● **Aim of the task**
Make an exact copy of all the entries, with the pictures left out.

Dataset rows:

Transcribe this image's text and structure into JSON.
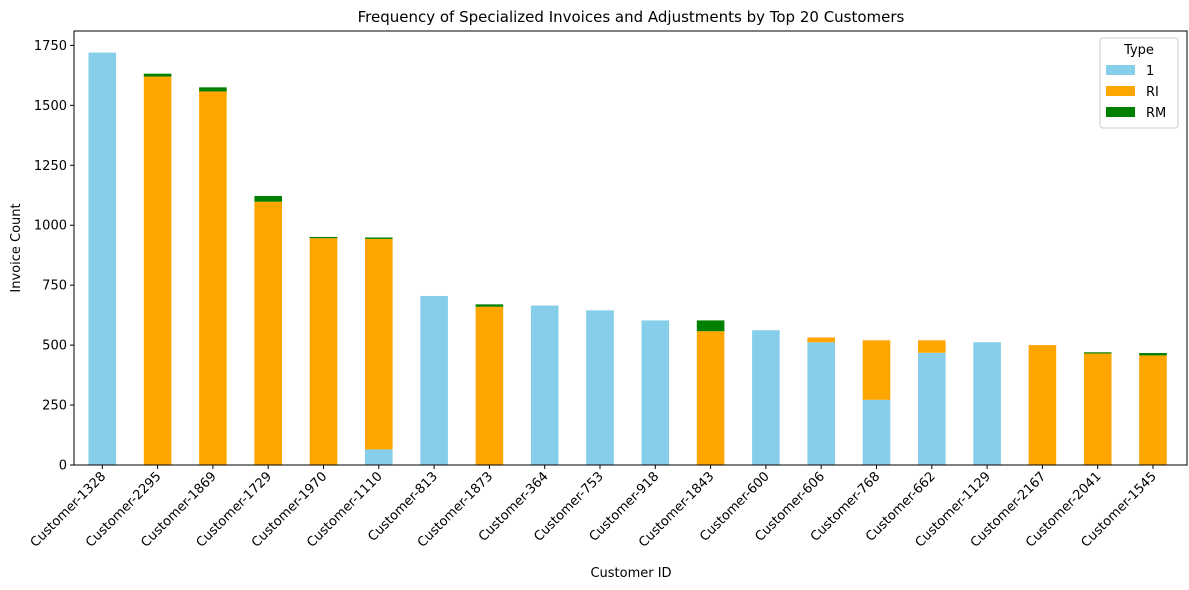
{
  "chart_data": {
    "type": "bar",
    "stacked": true,
    "title": "Frequency of Specialized Invoices and Adjustments by Top 20 Customers",
    "xlabel": "Customer ID",
    "ylabel": "Invoice Count",
    "ylim": [
      0,
      1810
    ],
    "yticks": [
      0,
      250,
      500,
      750,
      1000,
      1250,
      1500,
      1750
    ],
    "grid": false,
    "legend": {
      "title": "Type",
      "placement": "top-right"
    },
    "categories": [
      "Customer-1328",
      "Customer-2295",
      "Customer-1869",
      "Customer-1729",
      "Customer-1970",
      "Customer-1110",
      "Customer-813",
      "Customer-1873",
      "Customer-364",
      "Customer-753",
      "Customer-918",
      "Customer-1843",
      "Customer-600",
      "Customer-606",
      "Customer-768",
      "Customer-662",
      "Customer-1129",
      "Customer-2167",
      "Customer-2041",
      "Customer-1545"
    ],
    "series": [
      {
        "name": "1",
        "color": "#87ceeb",
        "values": [
          1720,
          0,
          0,
          0,
          0,
          65,
          705,
          0,
          665,
          645,
          603,
          0,
          562,
          512,
          272,
          468,
          512,
          0,
          0,
          0
        ]
      },
      {
        "name": "RI",
        "color": "#ffa500",
        "values": [
          0,
          1620,
          1558,
          1098,
          946,
          878,
          0,
          660,
          0,
          0,
          0,
          558,
          0,
          20,
          248,
          52,
          0,
          500,
          465,
          457
        ]
      },
      {
        "name": "RM",
        "color": "#008000",
        "values": [
          0,
          12,
          17,
          24,
          5,
          6,
          0,
          10,
          0,
          0,
          0,
          45,
          0,
          0,
          0,
          0,
          0,
          0,
          5,
          10
        ]
      }
    ]
  }
}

● **Task output**
Transcribe this image's text and structure into JSON.
{
  "chart_data": {
    "type": "bar",
    "stacked": true,
    "title": "Frequency of Specialized Invoices and Adjustments by Top 20 Customers",
    "xlabel": "Customer ID",
    "ylabel": "Invoice Count",
    "ylim": [
      0,
      1810
    ],
    "yticks": [
      0,
      250,
      500,
      750,
      1000,
      1250,
      1500,
      1750
    ],
    "grid": false,
    "legend": {
      "title": "Type",
      "placement": "top-right"
    },
    "categories": [
      "Customer-1328",
      "Customer-2295",
      "Customer-1869",
      "Customer-1729",
      "Customer-1970",
      "Customer-1110",
      "Customer-813",
      "Customer-1873",
      "Customer-364",
      "Customer-753",
      "Customer-918",
      "Customer-1843",
      "Customer-600",
      "Customer-606",
      "Customer-768",
      "Customer-662",
      "Customer-1129",
      "Customer-2167",
      "Customer-2041",
      "Customer-1545"
    ],
    "series": [
      {
        "name": "1",
        "color": "#87ceeb",
        "values": [
          1720,
          0,
          0,
          0,
          0,
          65,
          705,
          0,
          665,
          645,
          603,
          0,
          562,
          512,
          272,
          468,
          512,
          0,
          0,
          0
        ]
      },
      {
        "name": "RI",
        "color": "#ffa500",
        "values": [
          0,
          1620,
          1558,
          1098,
          946,
          878,
          0,
          660,
          0,
          0,
          0,
          558,
          0,
          20,
          248,
          52,
          0,
          500,
          465,
          457
        ]
      },
      {
        "name": "RM",
        "color": "#008000",
        "values": [
          0,
          12,
          17,
          24,
          5,
          6,
          0,
          10,
          0,
          0,
          0,
          45,
          0,
          0,
          0,
          0,
          0,
          0,
          5,
          10
        ]
      }
    ]
  }
}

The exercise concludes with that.